▶ **SELECTED EXCERPT**:

# # #

Thank you for sharing your journey, ​@Maine. It takes a lot of commitment to keep overcoming the challenges you've faced so far. You've already built a solid foundation with your listings, outreach, and D4D efforts, which shows how dedicated you are to building this business.

Some of our most experienced wholesalers here - like ​@Cory Boatright ​@Peter Osmanski ​@Zoerene ​@Dispomoneymike - may have faced similar obstacles in the beginning. If they could share how they systematized their processes and broke through the “first deal” barrier, it would be incredibly valuable!


  1. Focus on One Lead Source

Right now, you’re juggling D4D, government lists, cold calling, skip tracing, CRM issues, and even VAs. That’s way too many moving parts. Pick one main channel, like driving for dollars plus skip tracing and master that before you branch out. Instead of chasing 300 leads, narrow it down to the best 30–50 prospects and follow up with them consistently.

 

  1. Improve Negotiations and Seller Conversations

I know deals have fallen apart because of contracts and communication. The key is building rapport first. Sellers care about trust more than price. Keep your contracts simple (2–3 pages) instead of overwhelming. And when you talk to sellers, ask more questions like, “What’s your biggest challenge with this property?” then frame your solution around that.

# # #

▶ **PROBLEM STATEMENT**: Please reproduce the forum reply on wholesaling word for word, starting at "Some of our" and ending at "be incredibly valuable!".

▶ **RECORDED INFORMATION**:
# # #

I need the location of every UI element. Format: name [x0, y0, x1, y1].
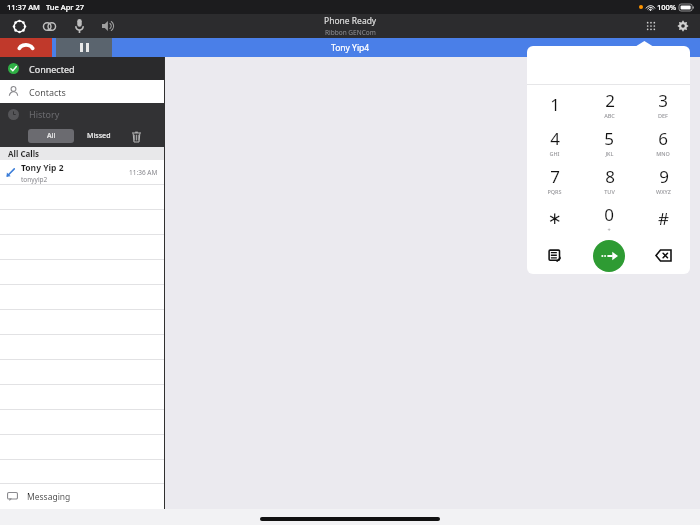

# # #

▶ **SOLUTION**:
Some of our most experienced wholesalers here - like ​@Cory Boatright ​@Peter Osmanski ​@Zoerene ​@Dispomoneymike - may have faced similar obstacles in the beginning. If they could share how they systematized their processes and broke through the “first deal” barrier, it would be incredibly valuable!